» **The exercise**
Everything in the listing should be restated word for word.

» **Data lines**
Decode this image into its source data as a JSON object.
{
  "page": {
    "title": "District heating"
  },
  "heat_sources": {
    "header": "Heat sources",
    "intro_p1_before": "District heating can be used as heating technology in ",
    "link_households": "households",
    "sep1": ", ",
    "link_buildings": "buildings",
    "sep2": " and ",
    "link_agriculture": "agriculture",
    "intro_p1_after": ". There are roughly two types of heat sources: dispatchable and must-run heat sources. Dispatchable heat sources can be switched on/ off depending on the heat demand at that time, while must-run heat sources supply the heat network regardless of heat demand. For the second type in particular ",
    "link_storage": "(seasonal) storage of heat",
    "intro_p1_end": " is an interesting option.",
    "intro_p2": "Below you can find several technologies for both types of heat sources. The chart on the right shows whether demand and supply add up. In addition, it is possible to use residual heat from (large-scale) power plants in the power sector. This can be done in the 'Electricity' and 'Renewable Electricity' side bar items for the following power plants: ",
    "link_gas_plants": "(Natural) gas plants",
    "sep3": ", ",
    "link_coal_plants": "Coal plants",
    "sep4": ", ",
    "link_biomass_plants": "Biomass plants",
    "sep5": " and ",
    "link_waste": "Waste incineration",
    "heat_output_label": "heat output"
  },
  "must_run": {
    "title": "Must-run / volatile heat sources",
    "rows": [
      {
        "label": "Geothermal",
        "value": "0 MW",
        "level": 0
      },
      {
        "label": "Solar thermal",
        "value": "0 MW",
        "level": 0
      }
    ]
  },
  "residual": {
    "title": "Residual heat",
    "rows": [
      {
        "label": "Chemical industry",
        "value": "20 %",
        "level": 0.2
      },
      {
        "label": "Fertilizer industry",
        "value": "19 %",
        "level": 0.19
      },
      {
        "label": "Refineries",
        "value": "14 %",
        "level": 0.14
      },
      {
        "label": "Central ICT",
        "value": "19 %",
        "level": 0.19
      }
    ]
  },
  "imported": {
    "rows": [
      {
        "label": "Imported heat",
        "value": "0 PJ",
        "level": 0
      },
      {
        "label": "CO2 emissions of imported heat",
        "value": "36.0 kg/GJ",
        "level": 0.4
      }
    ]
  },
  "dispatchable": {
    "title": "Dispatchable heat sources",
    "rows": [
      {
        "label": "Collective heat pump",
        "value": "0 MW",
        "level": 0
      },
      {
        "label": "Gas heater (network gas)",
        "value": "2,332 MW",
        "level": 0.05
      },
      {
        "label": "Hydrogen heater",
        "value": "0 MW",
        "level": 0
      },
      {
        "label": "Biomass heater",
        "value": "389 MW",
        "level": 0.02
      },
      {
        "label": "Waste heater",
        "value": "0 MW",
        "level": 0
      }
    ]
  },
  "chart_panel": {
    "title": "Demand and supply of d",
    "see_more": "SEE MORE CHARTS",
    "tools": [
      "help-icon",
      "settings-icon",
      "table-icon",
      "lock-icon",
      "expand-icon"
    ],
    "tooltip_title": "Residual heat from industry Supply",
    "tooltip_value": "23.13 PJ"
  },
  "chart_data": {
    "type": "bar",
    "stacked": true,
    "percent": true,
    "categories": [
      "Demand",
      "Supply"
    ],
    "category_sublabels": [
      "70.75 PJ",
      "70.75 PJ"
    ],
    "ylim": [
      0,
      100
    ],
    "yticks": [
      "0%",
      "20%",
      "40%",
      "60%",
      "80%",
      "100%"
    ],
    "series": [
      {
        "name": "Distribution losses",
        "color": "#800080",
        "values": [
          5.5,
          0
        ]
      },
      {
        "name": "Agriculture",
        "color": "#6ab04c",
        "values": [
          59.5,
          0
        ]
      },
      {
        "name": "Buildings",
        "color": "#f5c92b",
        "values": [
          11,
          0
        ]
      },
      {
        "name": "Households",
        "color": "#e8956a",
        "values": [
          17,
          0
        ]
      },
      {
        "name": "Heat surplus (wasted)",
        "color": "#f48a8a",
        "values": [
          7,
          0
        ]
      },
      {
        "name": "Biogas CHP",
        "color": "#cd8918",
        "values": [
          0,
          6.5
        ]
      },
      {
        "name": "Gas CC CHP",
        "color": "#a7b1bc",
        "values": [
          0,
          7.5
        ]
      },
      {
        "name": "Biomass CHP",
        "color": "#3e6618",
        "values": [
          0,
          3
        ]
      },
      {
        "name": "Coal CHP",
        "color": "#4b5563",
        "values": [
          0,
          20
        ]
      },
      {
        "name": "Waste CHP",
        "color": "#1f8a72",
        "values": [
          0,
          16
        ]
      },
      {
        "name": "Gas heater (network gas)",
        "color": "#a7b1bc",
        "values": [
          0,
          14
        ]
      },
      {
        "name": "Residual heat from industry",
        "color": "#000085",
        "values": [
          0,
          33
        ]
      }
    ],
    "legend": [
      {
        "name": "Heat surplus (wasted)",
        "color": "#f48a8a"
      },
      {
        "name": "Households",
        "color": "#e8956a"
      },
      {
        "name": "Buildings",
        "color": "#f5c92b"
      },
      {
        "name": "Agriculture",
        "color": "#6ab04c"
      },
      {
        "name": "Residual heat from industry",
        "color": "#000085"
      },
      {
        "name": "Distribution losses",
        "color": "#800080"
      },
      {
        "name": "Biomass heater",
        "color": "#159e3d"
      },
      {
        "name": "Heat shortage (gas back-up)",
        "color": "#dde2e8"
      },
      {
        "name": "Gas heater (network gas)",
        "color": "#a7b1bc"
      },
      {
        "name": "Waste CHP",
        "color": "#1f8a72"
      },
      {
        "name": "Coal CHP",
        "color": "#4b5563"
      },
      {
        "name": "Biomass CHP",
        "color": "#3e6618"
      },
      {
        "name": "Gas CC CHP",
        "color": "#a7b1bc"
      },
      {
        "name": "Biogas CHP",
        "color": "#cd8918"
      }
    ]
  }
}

» **Finished exercise**
Decode this image into its source data as a JSON object.
{
  "page": {
    "title": "District heating"
  },
  "heat_sources": {
    "header": "Heat sources",
    "intro_p1_before": "District heating can be used as heating technology in ",
    "link_households": "households",
    "sep1": ", ",
    "link_buildings": "buildings",
    "sep2": " and ",
    "link_agriculture": "agriculture",
    "intro_p1_after": ". There are roughly two types of heat sources: dispatchable and must-run heat sources. Dispatchable heat sources can be switched on/ off depending on the heat demand at that time, while must-run heat sources supply the heat network regardless of heat demand. For the second type in particular ",
    "link_storage": "(seasonal) storage of heat",
    "intro_p1_end": " is an interesting option.",
    "intro_p2": "Below you can find several technologies for both types of heat sources. The chart on the right shows whether demand and supply add up. In addition, it is possible to use residual heat from (large-scale) power plants in the power sector. This can be done in the 'Electricity' and 'Renewable Electricity' side bar items for the following power plants: ",
    "link_gas_plants": "(Natural) gas plants",
    "sep3": ", ",
    "link_coal_plants": "Coal plants",
    "sep4": ", ",
    "link_biomass_plants": "Biomass plants",
    "sep5": " and ",
    "link_waste": "Waste incineration",
    "heat_output_label": "heat output"
  },
  "must_run": {
    "title": "Must-run / volatile heat sources",
    "rows": [
      {
        "label": "Geothermal",
        "value": "0 MW",
        "level": 0
      },
      {
        "label": "Solar thermal",
        "value": "0 MW",
        "level": 0
      }
    ]
  },
  "residual": {
    "title": "Residual heat",
    "rows": [
      {
        "label": "Chemical industry",
        "value": "20 %",
        "level": 0.2
      },
      {
        "label": "Fertilizer industry",
        "value": "19 %",
        "level": 0.19
      },
      {
        "label": "Refineries",
        "value": "14 %",
        "level": 0.14
      },
      {
        "label": "Central ICT",
        "value": "19 %",
        "level": 0.19
      }
    ]
  },
  "imported": {
    "rows": [
      {
        "label": "Imported heat",
        "value": "0 PJ",
        "level": 0
      },
      {
        "label": "CO2 emissions of imported heat",
        "value": "36.0 kg/GJ",
        "level": 0.4
      }
    ]
  },
  "dispatchable": {
    "title": "Dispatchable heat sources",
    "rows": [
      {
        "label": "Collective heat pump",
        "value": "0 MW",
        "level": 0
      },
      {
        "label": "Gas heater (network gas)",
        "value": "2,332 MW",
        "level": 0.05
      },
      {
        "label": "Hydrogen heater",
        "value": "0 MW",
        "level": 0
      },
      {
        "label": "Biomass heater",
        "value": "389 MW",
        "level": 0.02
      },
      {
        "label": "Waste heater",
        "value": "0 MW",
        "level": 0
      }
    ]
  },
  "chart_panel": {
    "title": "Demand and supply of d",
    "see_more": "SEE MORE CHARTS",
    "tools": [
      "help-icon",
      "settings-icon",
      "table-icon",
      "lock-icon",
      "expand-icon"
    ],
    "tooltip_title": "Residual heat from industry Supply",
    "tooltip_value": "23.13 PJ"
  },
  "chart_data": {
    "type": "bar",
    "stacked": true,
    "percent": true,
    "categories": [
      "Demand",
      "Supply"
    ],
    "category_sublabels": [
      "70.75 PJ",
      "70.75 PJ"
    ],
    "ylim": [
      0,
      100
    ],
    "yticks": [
      "0%",
      "20%",
      "40%",
      "60%",
      "80%",
      "100%"
    ],
    "series": [
      {
        "name": "Distribution losses",
        "color": "#800080",
        "values": [
          5.5,
          0
        ]
      },
      {
        "name": "Agriculture",
        "color": "#6ab04c",
        "values": [
          59.5,
          0
        ]
      },
      {
        "name": "Buildings",
        "color": "#f5c92b",
        "values": [
          11,
          0
        ]
      },
      {
        "name": "Households",
        "color": "#e8956a",
        "values": [
          17,
          0
        ]
      },
      {
        "name": "Heat surplus (wasted)",
        "color": "#f48a8a",
        "values": [
          7,
          0
        ]
      },
      {
        "name": "Biogas CHP",
        "color": "#cd8918",
        "values": [
          0,
          6.5
        ]
      },
      {
        "name": "Gas CC CHP",
        "color": "#a7b1bc",
        "values": [
          0,
          7.5
        ]
      },
      {
        "name": "Biomass CHP",
        "color": "#3e6618",
        "values": [
          0,
          3
        ]
      },
      {
        "name": "Coal CHP",
        "color": "#4b5563",
        "values": [
          0,
          20
        ]
      },
      {
        "name": "Waste CHP",
        "color": "#1f8a72",
        "values": [
          0,
          16
        ]
      },
      {
        "name": "Gas heater (network gas)",
        "color": "#a7b1bc",
        "values": [
          0,
          14
        ]
      },
      {
        "name": "Residual heat from industry",
        "color": "#000085",
        "values": [
          0,
          33
        ]
      }
    ],
    "legend": [
      {
        "name": "Heat surplus (wasted)",
        "color": "#f48a8a"
      },
      {
        "name": "Households",
        "color": "#e8956a"
      },
      {
        "name": "Buildings",
        "color": "#f5c92b"
      },
      {
        "name": "Agriculture",
        "color": "#6ab04c"
      },
      {
        "name": "Residual heat from industry",
        "color": "#000085"
      },
      {
        "name": "Distribution losses",
        "color": "#800080"
      },
      {
        "name": "Biomass heater",
        "color": "#159e3d"
      },
      {
        "name": "Heat shortage (gas back-up)",
        "color": "#dde2e8"
      },
      {
        "name": "Gas heater (network gas)",
        "color": "#a7b1bc"
      },
      {
        "name": "Waste CHP",
        "color": "#1f8a72"
      },
      {
        "name": "Coal CHP",
        "color": "#4b5563"
      },
      {
        "name": "Biomass CHP",
        "color": "#3e6618"
      },
      {
        "name": "Gas CC CHP",
        "color": "#a7b1bc"
      },
      {
        "name": "Biogas CHP",
        "color": "#cd8918"
      }
    ]
  }
}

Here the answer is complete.